Światowa publiczność poznała później - i nauczyła się - trochę innego Borysa. Operę, w 15 lat po śmierci Musorgskiego, opracował bowiem na nowo, zresztą w najlepszej wierze, Mikołaj Rimski-Korsakow. Wygładził wszelkie chropowatości harmoniczne i rytmiczne, zmienił tonacje, przestawił kolejność obrazów (jego wersja kończyła się śmiercią Borysa), dając dzieło bardzo bogato i efektownie zinstrumentowane, lecz niezgodne z oryginałem Musorgskiego (zmiany objęły ponad 80% tekstu muzycznego). Ubóstwiam to dzieło - pisał Rimski-Korsakow - i jednocześnie nienawidzę go. Ubóstwiam za jego oryginalność, śmiałość, piękno; nienawidzę za jego niewykończenie, harmoniczne chropowatości i za jego występujące miejscami niedorzeczności muzyczne...

Wersję Korsakowa rozsławił w świecie słynny Borys: Fiodor Szaliapin i spopularyzował ją tak, że zapomniano niemal o oryginale. Oryginał jednak nie zaginął. W roku 1928 wydano go w Londynie, pod redakcją Lamma. Ta partytura, szczera i prosta, miejscami nieporadna, ale przemawiająca najsilniej, stała się z kolei podstawą nowej instrumentacji, dokonanej przed kilku laty przez Dymitra Szostakowicza.

Istotnie: instrumentacji, zachowującej wszelkie walory rękopisu Musorgskiego, a jedynie podającej go w bogatszej, bardziej dzisiejszej szacie dźwiękowej. Są więc obecnie trzy wersje Borysa, wszystkie trzy grywane w świecie, który - jak wspomniałem na początku - dopiero dziś, dzięki Lammowi, a poniekąd Szostakowiczowi poznaje Borysa także i w tym kształcie, w jakim oklaskiwano go 99 lat temu.

TREŚĆ ZADANIA:
Odpowiedz krótko na poniższe pytania dotyczące fragmentu o wersjach opery „Borys”.
1. Jaką część tekstu muzycznego objęły zmiany wprowadzone przez Rimskiego-Korsakowa?
2. W którym roku i w jakim mieście wydano oryginał?
3. Ile wersji „Borysa” jest obecnie grywanych w świecie?
Wiersze nie mają tu żadnego znaczenia.

WIERSZE DANYCH:

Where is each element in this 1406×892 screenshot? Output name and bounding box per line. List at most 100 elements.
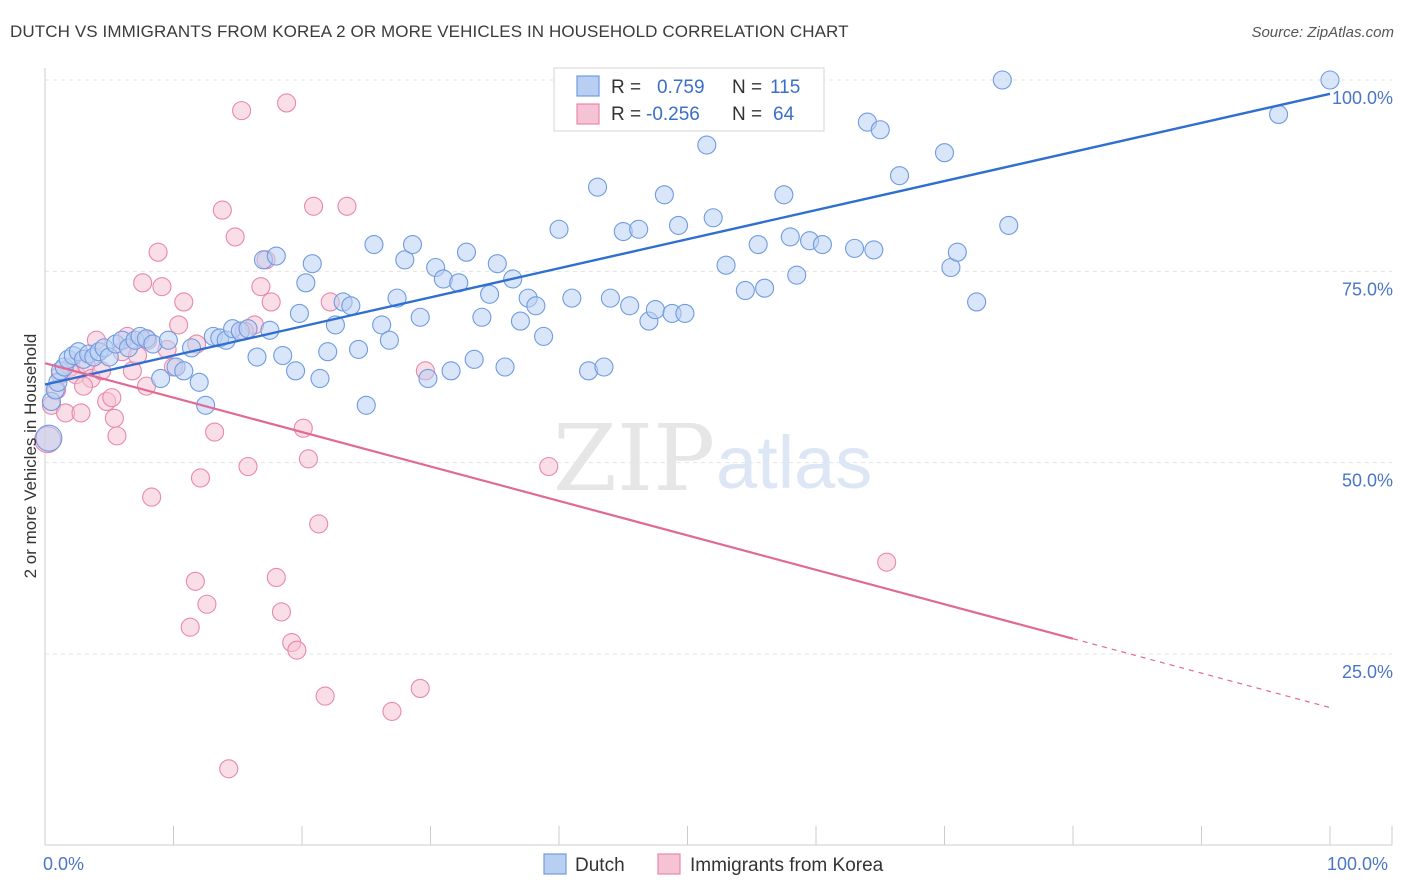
dutch-point-44: [310, 368, 330, 389]
dutch-point-83: [629, 219, 649, 239]
dutch-point-37: [260, 320, 280, 340]
korea-point-39: [251, 277, 271, 297]
korea-point-21: [142, 487, 162, 507]
korea-point-22: [148, 242, 168, 262]
dutch-point-78: [587, 177, 608, 197]
bottom-legend-swatch-korea: [657, 853, 681, 875]
korea-point-35: [225, 227, 245, 247]
dutch-point-58: [418, 368, 438, 389]
korea-point-14: [107, 426, 127, 446]
y-axis-label: 2 or more Vehicles in Household: [21, 334, 40, 579]
chart-title: DUTCH VS IMMIGRANTS FROM KOREA 2 OR MORE…: [10, 22, 849, 41]
bottom-legend-label-dutch: Dutch: [575, 855, 625, 876]
korea-point-46: [287, 640, 307, 660]
dutch-point-65: [472, 307, 492, 327]
legend-r-value-korea: -0.256: [646, 104, 700, 125]
dutch-point-67: [487, 254, 507, 274]
dutch-point-92: [716, 255, 736, 275]
legend-r-label-korea: R =: [611, 104, 641, 125]
dutch-point-89: [675, 303, 695, 323]
dutch-point-53: [379, 330, 399, 350]
korea-point-59: [104, 408, 124, 428]
legend-n-value-korea: 64: [773, 104, 795, 125]
korea-point-13: [102, 388, 122, 408]
dutch-point-35: [247, 347, 267, 367]
korea-point-60: [74, 376, 94, 396]
dutch-point-105: [870, 120, 890, 140]
x-tick-label-max: 100.0%: [1327, 854, 1388, 874]
axes: [44, 68, 1392, 846]
korea-point-50: [309, 514, 329, 534]
dutch-point-113: [1269, 104, 1289, 124]
dutch-point-112: [999, 215, 1019, 235]
x-ticks: [173, 826, 1393, 845]
watermark-atlas: atlas: [716, 421, 872, 504]
dutch-point-41: [289, 303, 309, 323]
dutch-point-110: [967, 292, 987, 312]
grid-lines: [45, 79, 1392, 655]
dutch-point-51: [364, 234, 384, 255]
dutch-point-70: [510, 311, 531, 331]
dutch-point-40: [286, 361, 306, 381]
korea-point-43: [271, 602, 291, 622]
dutch-point-55: [395, 250, 415, 270]
y-tick-labels: 25.0% 50.0% 75.0% 100.0%: [1332, 88, 1393, 682]
korea-point-26: [169, 315, 189, 335]
dutch-point-97: [774, 185, 794, 205]
korea-point-53: [337, 196, 357, 216]
dutch-point-86: [654, 185, 674, 205]
dutch-point-80: [600, 288, 620, 308]
korea-point-51: [315, 686, 335, 706]
dutch-point-111: [992, 70, 1012, 90]
dutch-point-27: [189, 372, 209, 392]
legend-r-label-dutch: R =: [611, 77, 641, 98]
korea-point-32: [205, 422, 225, 442]
y-tick-label-50: 50.0%: [1342, 471, 1393, 491]
dutch-point-61: [441, 361, 461, 381]
dutch-point-34: [238, 319, 258, 339]
korea-point-58: [877, 552, 897, 572]
dutch-point-91: [703, 208, 723, 228]
dutch-point-75: [562, 288, 582, 308]
dutch-point-56: [402, 234, 423, 255]
korea-point-23: [152, 277, 172, 297]
korea-point-57: [539, 456, 559, 477]
korea-point-29: [185, 571, 205, 591]
dutch-point-104: [864, 240, 884, 260]
dutch-point-38: [266, 246, 286, 266]
trend-lines: [44, 92, 1331, 709]
legend-n-value-dutch: 115: [770, 77, 800, 98]
dutch-point-102: [844, 238, 865, 258]
korea-point-54: [382, 701, 402, 721]
legend-r-value-dutch: 0.759: [657, 77, 705, 98]
x-tick-label-min: 0.0%: [43, 854, 84, 874]
korea-point-36: [232, 101, 252, 121]
korea-point-27: [174, 292, 194, 312]
dutch-point-109: [947, 242, 967, 262]
dutch-point-42: [296, 273, 316, 293]
dutch-point-64: [464, 349, 484, 369]
dutch-point-88: [668, 215, 689, 235]
dutch-point-45: [318, 342, 338, 362]
legend-n-label-dutch: N =: [732, 77, 762, 98]
legend-n-label-korea: N =: [732, 104, 762, 125]
dutch-point-0: [35, 424, 63, 452]
dutch-point-22: [151, 368, 171, 389]
dutch-point-52: [372, 315, 392, 335]
dutch-points: [35, 70, 1340, 452]
dutch-point-54: [387, 288, 407, 308]
korea-point-48: [298, 449, 318, 469]
dutch-point-49: [348, 339, 369, 359]
bottom-legend-label-korea: Immigrants from Korea: [690, 855, 884, 876]
korea-point-19: [133, 273, 153, 293]
y-tick-label-100: 100.0%: [1332, 88, 1393, 108]
dutch-point-95: [755, 278, 775, 298]
dutch-point-72: [526, 296, 546, 316]
dutch-point-68: [495, 357, 515, 377]
dutch-point-82: [620, 296, 640, 316]
dutch-point-85: [645, 300, 665, 320]
korea-point-28: [180, 617, 200, 637]
korea-point-30: [190, 468, 211, 488]
correlation-legend: R = 0.759 N = 115 R = -0.256 N = 64: [553, 67, 825, 132]
korea-trend-line: [44, 362, 1074, 640]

ROZWIĄZANIE ZADANIA:
1. Ponad 80% tekstu muzycznego.
2. W 1928 roku w Londynie.
3. Trzy wersje.